◆ **WORK TO DO**
For this exercise, copy out each line of the material below that includes "content".

Records:
[BEGIN]
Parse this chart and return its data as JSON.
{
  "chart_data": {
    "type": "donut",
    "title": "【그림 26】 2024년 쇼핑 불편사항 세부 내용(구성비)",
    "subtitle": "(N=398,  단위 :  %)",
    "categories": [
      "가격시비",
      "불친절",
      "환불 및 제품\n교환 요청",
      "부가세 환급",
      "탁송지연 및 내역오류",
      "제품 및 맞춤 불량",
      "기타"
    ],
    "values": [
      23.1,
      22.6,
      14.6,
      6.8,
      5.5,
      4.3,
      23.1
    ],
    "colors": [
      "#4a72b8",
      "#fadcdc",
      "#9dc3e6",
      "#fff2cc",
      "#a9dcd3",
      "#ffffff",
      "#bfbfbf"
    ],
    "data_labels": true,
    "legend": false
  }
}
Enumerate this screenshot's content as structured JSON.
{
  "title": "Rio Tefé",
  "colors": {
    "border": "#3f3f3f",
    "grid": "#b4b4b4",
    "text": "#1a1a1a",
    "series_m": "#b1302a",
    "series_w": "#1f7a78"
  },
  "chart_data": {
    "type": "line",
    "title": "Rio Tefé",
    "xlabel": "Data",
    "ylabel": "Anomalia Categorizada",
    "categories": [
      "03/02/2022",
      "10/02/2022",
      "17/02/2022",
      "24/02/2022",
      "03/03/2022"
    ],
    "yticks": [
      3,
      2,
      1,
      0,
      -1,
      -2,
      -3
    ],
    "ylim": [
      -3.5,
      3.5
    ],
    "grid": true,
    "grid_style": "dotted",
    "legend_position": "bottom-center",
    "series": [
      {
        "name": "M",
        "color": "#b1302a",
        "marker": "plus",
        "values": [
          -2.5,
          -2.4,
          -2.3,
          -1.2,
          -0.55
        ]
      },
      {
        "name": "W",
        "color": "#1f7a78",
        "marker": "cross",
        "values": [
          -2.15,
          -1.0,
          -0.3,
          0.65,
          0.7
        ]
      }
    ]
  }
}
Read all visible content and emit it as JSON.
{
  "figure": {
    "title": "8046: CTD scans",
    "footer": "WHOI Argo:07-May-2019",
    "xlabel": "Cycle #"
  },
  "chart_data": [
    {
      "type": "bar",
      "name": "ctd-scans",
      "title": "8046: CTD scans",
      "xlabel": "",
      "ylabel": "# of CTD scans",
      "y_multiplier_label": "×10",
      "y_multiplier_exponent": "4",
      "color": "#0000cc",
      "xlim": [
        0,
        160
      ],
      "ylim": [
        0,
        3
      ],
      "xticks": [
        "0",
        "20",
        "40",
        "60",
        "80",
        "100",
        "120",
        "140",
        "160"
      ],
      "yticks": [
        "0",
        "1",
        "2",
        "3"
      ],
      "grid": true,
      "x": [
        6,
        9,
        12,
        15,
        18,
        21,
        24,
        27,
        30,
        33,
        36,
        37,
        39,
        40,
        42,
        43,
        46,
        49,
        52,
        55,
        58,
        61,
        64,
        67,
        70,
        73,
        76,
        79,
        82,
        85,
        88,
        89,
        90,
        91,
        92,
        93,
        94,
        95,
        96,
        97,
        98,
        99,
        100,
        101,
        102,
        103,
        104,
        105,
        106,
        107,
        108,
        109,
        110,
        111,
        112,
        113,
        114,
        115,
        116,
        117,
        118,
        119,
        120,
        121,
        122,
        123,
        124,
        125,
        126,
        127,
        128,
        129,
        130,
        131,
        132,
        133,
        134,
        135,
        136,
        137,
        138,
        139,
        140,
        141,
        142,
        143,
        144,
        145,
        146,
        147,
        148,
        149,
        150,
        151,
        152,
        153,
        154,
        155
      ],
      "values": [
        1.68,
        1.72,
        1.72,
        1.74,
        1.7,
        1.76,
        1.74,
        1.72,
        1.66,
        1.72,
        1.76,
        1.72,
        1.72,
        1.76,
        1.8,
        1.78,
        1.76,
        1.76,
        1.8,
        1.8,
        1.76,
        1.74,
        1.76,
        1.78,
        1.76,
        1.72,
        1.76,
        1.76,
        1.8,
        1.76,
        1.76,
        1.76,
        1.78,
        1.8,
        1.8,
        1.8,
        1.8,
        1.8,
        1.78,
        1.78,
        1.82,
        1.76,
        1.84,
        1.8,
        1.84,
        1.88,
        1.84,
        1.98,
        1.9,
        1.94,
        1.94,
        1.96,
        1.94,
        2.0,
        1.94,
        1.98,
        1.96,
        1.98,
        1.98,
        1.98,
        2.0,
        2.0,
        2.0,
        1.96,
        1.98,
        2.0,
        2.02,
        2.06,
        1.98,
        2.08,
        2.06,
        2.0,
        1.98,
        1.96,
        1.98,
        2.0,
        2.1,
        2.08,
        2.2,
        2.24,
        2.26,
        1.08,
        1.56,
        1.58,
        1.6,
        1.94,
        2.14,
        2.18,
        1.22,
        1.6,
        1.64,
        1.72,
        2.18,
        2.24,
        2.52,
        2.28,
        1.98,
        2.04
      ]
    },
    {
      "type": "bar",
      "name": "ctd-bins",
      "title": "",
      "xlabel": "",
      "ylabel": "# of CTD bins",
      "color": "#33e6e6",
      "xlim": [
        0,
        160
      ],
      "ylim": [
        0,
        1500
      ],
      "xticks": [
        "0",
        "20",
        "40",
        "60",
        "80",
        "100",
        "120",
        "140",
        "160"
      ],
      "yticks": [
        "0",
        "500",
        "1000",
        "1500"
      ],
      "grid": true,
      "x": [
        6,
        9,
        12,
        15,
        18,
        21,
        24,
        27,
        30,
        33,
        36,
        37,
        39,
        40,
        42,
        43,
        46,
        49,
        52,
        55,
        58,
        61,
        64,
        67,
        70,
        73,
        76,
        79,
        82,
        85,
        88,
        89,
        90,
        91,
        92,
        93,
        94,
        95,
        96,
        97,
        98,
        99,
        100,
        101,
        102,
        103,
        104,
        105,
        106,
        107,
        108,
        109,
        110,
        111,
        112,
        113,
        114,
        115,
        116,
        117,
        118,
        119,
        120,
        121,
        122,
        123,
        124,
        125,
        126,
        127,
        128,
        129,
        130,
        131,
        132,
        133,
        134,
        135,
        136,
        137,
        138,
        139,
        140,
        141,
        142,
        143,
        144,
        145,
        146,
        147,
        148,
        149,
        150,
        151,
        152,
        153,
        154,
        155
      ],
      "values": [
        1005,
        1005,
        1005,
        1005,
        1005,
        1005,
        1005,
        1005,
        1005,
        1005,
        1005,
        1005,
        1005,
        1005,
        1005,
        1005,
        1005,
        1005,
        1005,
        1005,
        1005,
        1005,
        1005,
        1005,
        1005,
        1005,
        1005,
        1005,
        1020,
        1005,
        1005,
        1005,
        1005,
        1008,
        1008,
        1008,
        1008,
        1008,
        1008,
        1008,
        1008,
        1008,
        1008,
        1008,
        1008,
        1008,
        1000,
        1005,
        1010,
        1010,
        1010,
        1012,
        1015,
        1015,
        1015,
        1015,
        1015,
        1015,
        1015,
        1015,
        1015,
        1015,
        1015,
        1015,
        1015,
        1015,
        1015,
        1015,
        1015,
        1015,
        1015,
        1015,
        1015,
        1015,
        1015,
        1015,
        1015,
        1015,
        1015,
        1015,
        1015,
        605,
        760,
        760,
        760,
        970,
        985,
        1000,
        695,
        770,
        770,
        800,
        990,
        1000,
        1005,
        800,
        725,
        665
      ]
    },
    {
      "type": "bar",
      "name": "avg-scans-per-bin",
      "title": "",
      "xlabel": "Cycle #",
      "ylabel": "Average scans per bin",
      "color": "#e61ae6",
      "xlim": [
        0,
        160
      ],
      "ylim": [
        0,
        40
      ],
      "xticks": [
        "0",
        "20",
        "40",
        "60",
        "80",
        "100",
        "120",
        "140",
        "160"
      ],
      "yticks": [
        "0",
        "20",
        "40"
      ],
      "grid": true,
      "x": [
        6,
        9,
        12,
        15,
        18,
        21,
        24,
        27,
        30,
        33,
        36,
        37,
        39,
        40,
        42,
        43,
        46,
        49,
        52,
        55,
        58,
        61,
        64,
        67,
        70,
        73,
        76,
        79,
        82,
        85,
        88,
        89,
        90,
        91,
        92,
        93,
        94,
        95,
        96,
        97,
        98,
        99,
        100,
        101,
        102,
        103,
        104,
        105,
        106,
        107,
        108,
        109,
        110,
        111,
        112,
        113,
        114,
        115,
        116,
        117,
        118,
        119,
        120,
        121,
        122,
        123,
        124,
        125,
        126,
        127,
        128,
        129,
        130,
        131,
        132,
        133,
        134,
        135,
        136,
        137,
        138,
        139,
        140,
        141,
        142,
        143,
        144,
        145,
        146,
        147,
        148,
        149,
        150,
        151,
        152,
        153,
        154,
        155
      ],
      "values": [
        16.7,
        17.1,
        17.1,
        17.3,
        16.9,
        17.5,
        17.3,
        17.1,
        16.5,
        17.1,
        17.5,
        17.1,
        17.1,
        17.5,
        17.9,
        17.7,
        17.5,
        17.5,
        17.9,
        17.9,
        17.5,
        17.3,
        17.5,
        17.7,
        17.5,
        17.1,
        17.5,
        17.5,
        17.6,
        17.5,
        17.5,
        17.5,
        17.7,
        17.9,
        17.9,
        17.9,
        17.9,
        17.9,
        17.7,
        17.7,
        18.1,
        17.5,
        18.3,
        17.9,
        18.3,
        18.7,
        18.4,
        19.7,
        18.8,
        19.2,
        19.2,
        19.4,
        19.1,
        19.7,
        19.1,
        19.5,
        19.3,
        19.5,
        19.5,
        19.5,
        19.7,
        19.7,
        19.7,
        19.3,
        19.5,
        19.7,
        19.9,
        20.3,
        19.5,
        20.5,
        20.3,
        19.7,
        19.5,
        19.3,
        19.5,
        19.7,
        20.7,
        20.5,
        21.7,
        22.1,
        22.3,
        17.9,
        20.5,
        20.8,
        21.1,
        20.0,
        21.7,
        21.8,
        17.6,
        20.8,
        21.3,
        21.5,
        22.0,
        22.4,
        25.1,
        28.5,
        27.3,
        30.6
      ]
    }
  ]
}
[END]
◆ **EXERCISE RESULT**
Enumerate this screenshot's content as structured JSON.
Read all visible content and emit it as JSON.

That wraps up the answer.